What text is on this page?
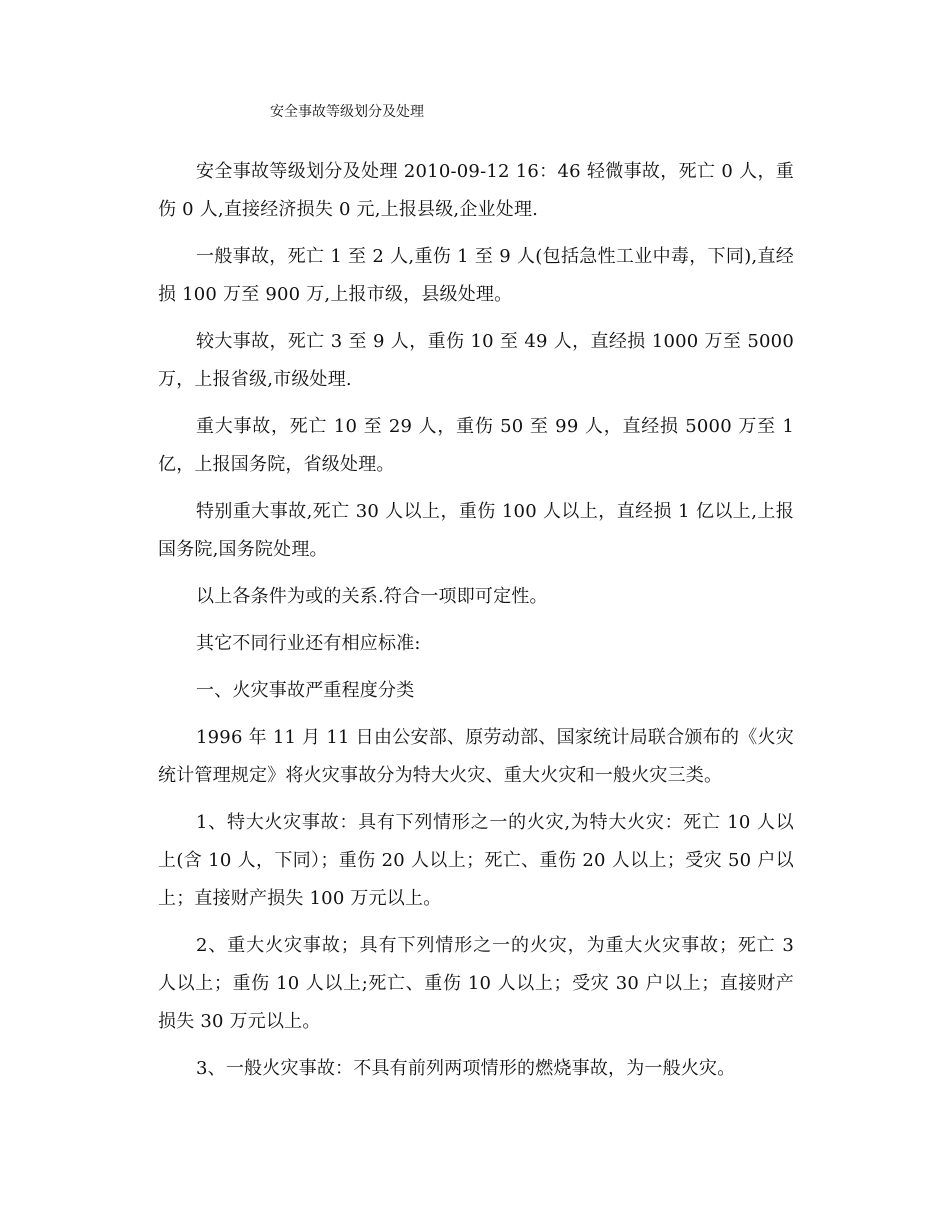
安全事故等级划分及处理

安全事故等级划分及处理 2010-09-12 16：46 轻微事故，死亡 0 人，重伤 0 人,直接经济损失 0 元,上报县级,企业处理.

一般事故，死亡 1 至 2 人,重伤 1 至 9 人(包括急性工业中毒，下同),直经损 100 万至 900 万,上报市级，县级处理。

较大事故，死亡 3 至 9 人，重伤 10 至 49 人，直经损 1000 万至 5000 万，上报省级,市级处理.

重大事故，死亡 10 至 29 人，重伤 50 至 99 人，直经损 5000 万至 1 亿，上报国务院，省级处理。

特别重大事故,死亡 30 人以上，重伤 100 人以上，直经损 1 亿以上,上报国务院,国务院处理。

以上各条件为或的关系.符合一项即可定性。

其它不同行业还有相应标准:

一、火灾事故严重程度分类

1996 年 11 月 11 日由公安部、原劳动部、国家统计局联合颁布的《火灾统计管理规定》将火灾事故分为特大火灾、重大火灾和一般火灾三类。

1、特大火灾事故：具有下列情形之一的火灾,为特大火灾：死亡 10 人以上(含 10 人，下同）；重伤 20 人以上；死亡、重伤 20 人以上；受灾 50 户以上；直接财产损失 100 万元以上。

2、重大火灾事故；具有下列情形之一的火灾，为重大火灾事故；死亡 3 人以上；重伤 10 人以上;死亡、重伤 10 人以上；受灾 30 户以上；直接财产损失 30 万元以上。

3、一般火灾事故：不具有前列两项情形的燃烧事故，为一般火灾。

---

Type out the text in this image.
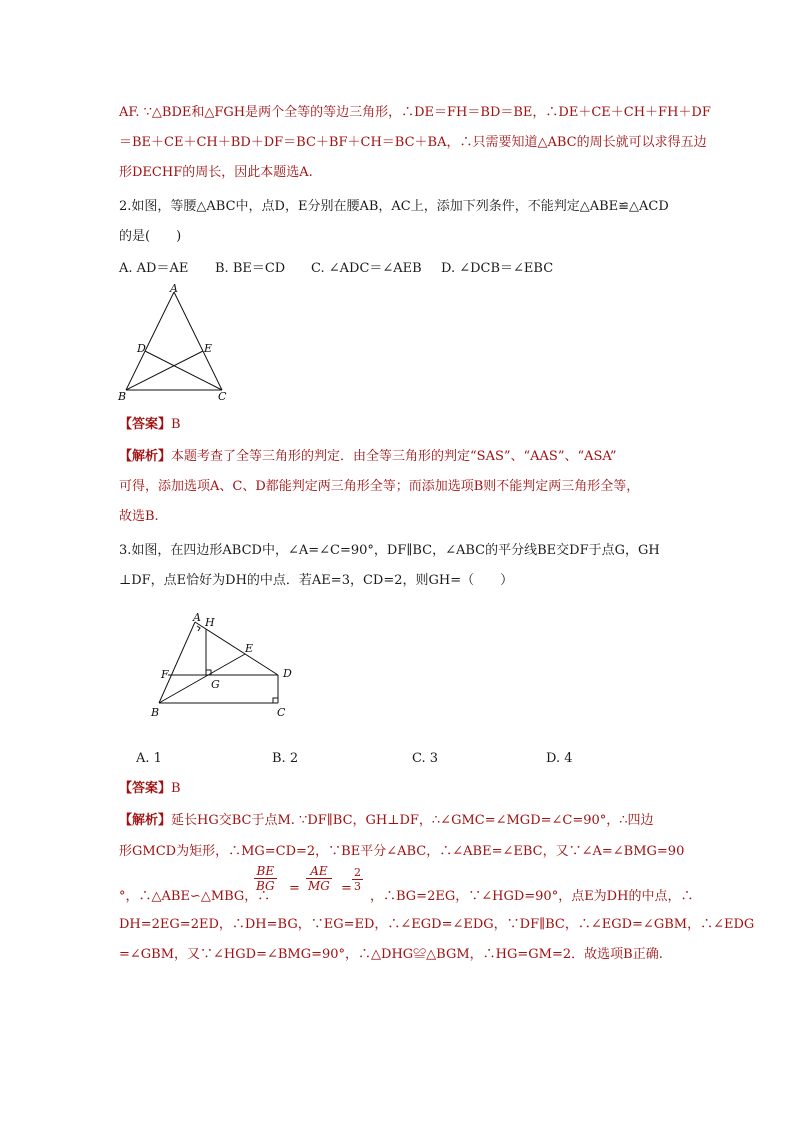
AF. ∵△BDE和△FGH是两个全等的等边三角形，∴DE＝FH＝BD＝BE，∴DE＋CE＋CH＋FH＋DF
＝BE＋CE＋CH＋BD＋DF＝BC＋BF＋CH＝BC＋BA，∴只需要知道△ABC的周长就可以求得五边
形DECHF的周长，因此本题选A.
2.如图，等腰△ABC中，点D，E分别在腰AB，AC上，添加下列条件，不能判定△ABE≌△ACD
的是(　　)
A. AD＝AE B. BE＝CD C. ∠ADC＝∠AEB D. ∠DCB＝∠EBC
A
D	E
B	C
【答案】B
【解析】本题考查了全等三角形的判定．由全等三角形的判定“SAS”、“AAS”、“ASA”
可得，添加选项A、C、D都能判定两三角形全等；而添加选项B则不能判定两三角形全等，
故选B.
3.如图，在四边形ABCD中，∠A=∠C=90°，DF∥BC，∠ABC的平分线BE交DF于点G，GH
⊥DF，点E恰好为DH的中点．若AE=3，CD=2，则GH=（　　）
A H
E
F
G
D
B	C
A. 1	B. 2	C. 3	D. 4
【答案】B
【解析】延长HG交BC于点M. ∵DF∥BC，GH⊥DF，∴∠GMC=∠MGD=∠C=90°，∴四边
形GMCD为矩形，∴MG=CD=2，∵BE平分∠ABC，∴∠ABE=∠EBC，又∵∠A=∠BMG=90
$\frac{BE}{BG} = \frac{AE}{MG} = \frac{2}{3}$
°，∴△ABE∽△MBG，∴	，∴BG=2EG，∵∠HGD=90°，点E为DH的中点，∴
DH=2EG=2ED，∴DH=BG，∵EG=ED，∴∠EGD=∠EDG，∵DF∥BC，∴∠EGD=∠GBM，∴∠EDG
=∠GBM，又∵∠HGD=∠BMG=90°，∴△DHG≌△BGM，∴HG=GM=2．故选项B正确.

* * *

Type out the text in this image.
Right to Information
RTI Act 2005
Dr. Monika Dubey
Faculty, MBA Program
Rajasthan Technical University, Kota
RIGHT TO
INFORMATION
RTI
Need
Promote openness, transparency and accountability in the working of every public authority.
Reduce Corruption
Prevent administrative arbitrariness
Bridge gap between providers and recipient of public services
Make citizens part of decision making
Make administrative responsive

■ What this task involves:
Copy out every line of the listing that includes the string "administrative".

■ Solution:
Prevent administrative arbitrariness
Make administrative responsive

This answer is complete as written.